*EXERCISE AIM:*
Produce a verbatim copy of the entries listed below.
'''
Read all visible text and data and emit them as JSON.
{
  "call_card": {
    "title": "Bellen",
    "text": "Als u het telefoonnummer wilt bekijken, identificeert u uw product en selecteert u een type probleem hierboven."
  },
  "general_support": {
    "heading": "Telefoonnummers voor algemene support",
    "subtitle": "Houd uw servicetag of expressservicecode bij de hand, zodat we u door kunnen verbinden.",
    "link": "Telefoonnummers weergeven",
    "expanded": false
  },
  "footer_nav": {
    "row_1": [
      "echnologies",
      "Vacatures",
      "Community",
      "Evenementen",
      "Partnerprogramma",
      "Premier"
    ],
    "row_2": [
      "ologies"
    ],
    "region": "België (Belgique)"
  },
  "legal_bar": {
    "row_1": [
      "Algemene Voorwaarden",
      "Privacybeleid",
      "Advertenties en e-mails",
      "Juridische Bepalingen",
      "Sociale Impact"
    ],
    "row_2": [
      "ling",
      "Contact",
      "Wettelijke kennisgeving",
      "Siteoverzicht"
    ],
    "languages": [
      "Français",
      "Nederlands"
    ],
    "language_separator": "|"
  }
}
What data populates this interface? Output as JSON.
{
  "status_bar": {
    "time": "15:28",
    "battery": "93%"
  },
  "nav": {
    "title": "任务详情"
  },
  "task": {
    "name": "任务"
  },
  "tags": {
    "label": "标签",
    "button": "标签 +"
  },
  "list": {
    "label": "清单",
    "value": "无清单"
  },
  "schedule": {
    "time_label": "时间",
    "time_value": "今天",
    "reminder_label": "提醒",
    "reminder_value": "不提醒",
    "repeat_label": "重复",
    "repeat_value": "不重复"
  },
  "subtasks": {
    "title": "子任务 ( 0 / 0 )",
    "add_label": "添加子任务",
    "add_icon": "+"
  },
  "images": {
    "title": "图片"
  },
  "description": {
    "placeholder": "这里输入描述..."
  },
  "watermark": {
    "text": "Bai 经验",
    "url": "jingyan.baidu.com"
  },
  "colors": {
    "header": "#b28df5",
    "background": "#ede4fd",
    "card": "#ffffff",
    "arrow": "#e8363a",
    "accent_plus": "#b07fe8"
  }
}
'''
*THE REPLY:*
Read all visible text and data and emit them as JSON.
{
  "call_card": {
    "title": "Bellen",
    "text": "Als u het telefoonnummer wilt bekijken, identificeert u uw product en selecteert u een type probleem hierboven."
  },
  "general_support": {
    "heading": "Telefoonnummers voor algemene support",
    "subtitle": "Houd uw servicetag of expressservicecode bij de hand, zodat we u door kunnen verbinden.",
    "link": "Telefoonnummers weergeven",
    "expanded": false
  },
  "footer_nav": {
    "row_1": [
      "echnologies",
      "Vacatures",
      "Community",
      "Evenementen",
      "Partnerprogramma",
      "Premier"
    ],
    "row_2": [
      "ologies"
    ],
    "region": "België (Belgique)"
  },
  "legal_bar": {
    "row_1": [
      "Algemene Voorwaarden",
      "Privacybeleid",
      "Advertenties en e-mails",
      "Juridische Bepalingen",
      "Sociale Impact"
    ],
    "row_2": [
      "ling",
      "Contact",
      "Wettelijke kennisgeving",
      "Siteoverzicht"
    ],
    "languages": [
      "Français",
      "Nederlands"
    ],
    "language_separator": "|"
  }
}
What data populates this interface? Output as JSON.
{
  "status_bar": {
    "time": "15:28",
    "battery": "93%"
  },
  "nav": {
    "title": "任务详情"
  },
  "task": {
    "name": "任务"
  },
  "tags": {
    "label": "标签",
    "button": "标签 +"
  },
  "list": {
    "label": "清单",
    "value": "无清单"
  },
  "schedule": {
    "time_label": "时间",
    "time_value": "今天",
    "reminder_label": "提醒",
    "reminder_value": "不提醒",
    "repeat_label": "重复",
    "repeat_value": "不重复"
  },
  "subtasks": {
    "title": "子任务 ( 0 / 0 )",
    "add_label": "添加子任务",
    "add_icon": "+"
  },
  "images": {
    "title": "图片"
  },
  "description": {
    "placeholder": "这里输入描述..."
  },
  "watermark": {
    "text": "Bai 经验",
    "url": "jingyan.baidu.com"
  },
  "colors": {
    "header": "#b28df5",
    "background": "#ede4fd",
    "card": "#ffffff",
    "arrow": "#e8363a",
    "accent_plus": "#b07fe8"
  }
}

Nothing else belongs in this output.